(Problem statement): Could you write out the records below exactly as they appear?

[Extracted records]
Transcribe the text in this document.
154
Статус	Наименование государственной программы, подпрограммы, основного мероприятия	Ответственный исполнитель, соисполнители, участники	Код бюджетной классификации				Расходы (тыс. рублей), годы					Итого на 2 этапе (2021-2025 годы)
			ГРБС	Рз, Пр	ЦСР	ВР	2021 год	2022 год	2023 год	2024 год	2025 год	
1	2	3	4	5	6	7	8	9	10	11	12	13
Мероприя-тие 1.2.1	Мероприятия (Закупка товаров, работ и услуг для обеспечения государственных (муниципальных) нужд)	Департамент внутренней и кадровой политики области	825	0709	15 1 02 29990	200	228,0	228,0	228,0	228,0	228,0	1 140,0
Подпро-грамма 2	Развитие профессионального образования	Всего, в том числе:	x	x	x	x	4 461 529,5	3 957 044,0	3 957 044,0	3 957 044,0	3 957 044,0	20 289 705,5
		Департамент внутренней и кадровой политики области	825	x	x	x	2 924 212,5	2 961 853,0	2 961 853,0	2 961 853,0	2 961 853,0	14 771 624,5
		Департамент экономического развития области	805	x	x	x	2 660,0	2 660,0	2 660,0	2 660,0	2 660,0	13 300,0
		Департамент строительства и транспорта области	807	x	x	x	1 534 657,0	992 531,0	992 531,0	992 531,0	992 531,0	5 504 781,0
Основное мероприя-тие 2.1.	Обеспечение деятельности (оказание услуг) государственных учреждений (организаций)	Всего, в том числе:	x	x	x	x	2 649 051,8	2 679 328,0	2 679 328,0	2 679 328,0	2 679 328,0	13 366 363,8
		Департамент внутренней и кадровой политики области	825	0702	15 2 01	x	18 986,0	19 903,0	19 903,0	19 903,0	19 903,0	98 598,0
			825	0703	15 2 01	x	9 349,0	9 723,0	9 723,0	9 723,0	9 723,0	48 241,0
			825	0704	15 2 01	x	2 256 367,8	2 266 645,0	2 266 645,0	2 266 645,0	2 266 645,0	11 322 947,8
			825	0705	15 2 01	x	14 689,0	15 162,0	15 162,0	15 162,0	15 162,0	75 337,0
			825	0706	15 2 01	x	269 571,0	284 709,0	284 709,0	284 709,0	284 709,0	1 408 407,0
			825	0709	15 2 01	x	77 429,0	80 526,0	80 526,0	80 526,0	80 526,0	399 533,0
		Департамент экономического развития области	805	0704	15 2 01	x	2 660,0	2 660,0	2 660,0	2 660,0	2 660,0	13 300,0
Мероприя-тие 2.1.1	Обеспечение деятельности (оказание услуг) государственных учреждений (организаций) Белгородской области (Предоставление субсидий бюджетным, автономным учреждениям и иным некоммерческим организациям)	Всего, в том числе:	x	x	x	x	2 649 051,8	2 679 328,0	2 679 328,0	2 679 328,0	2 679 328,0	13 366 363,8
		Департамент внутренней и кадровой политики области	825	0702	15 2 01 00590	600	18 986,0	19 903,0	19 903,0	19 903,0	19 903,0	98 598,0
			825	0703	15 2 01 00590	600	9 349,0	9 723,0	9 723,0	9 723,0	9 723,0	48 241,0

(Response):
Transcribe the text in this document.
154
Статус	Наименование государственной программы, подпрограммы, основного мероприятия	Ответственный исполнитель, соисполнители, участники	Код бюджетной классификации				Расходы (тыс. рублей), годы					Итого на 2 этапе (2021-2025 годы)
			ГРБС	Рз, Пр	ЦСР	ВР	2021 год	2022 год	2023 год	2024 год	2025 год	
1	2	3	4	5	6	7	8	9	10	11	12	13
Мероприя-тие 1.2.1	Мероприятия (Закупка товаров, работ и услуг для обеспечения государственных (муниципальных) нужд)	Департамент внутренней и кадровой политики области	825	0709	15 1 02 29990	200	228,0	228,0	228,0	228,0	228,0	1 140,0
Подпро-грамма 2	Развитие профессионального образования	Всего, в том числе:	x	x	x	x	4 461 529,5	3 957 044,0	3 957 044,0	3 957 044,0	3 957 044,0	20 289 705,5
		Департамент внутренней и кадровой политики области	825	x	x	x	2 924 212,5	2 961 853,0	2 961 853,0	2 961 853,0	2 961 853,0	14 771 624,5
		Департамент экономического развития области	805	x	x	x	2 660,0	2 660,0	2 660,0	2 660,0	2 660,0	13 300,0
		Департамент строительства и транспорта области	807	x	x	x	1 534 657,0	992 531,0	992 531,0	992 531,0	992 531,0	5 504 781,0
Основное мероприя-тие 2.1.	Обеспечение деятельности (оказание услуг) государственных учреждений (организаций)	Всего, в том числе:	x	x	x	x	2 649 051,8	2 679 328,0	2 679 328,0	2 679 328,0	2 679 328,0	13 366 363,8
		Департамент внутренней и кадровой политики области	825	0702	15 2 01	x	18 986,0	19 903,0	19 903,0	19 903,0	19 903,0	98 598,0
			825	0703	15 2 01	x	9 349,0	9 723,0	9 723,0	9 723,0	9 723,0	48 241,0
			825	0704	15 2 01	x	2 256 367,8	2 266 645,0	2 266 645,0	2 266 645,0	2 266 645,0	11 322 947,8
			825	0705	15 2 01	x	14 689,0	15 162,0	15 162,0	15 162,0	15 162,0	75 337,0
			825	0706	15 2 01	x	269 571,0	284 709,0	284 709,0	284 709,0	284 709,0	1 408 407,0
			825	0709	15 2 01	x	77 429,0	80 526,0	80 526,0	80 526,0	80 526,0	399 533,0
		Департамент экономического развития области	805	0704	15 2 01	x	2 660,0	2 660,0	2 660,0	2 660,0	2 660,0	13 300,0
Мероприя-тие 2.1.1	Обеспечение деятельности (оказание услуг) государственных учреждений (организаций) Белгородской области (Предоставление субсидий бюджетным, автономным учреждениям и иным некоммерческим организациям)	Всего, в том числе:	x	x	x	x	2 649 051,8	2 679 328,0	2 679 328,0	2 679 328,0	2 679 328,0	13 366 363,8
		Департамент внутренней и кадровой политики области	825	0702	15 2 01 00590	600	18 986,0	19 903,0	19 903,0	19 903,0	19 903,0	98 598,0
			825	0703	15 2 01 00590	600	9 349,0	9 723,0	9 723,0	9 723,0	9 723,0	48 241,0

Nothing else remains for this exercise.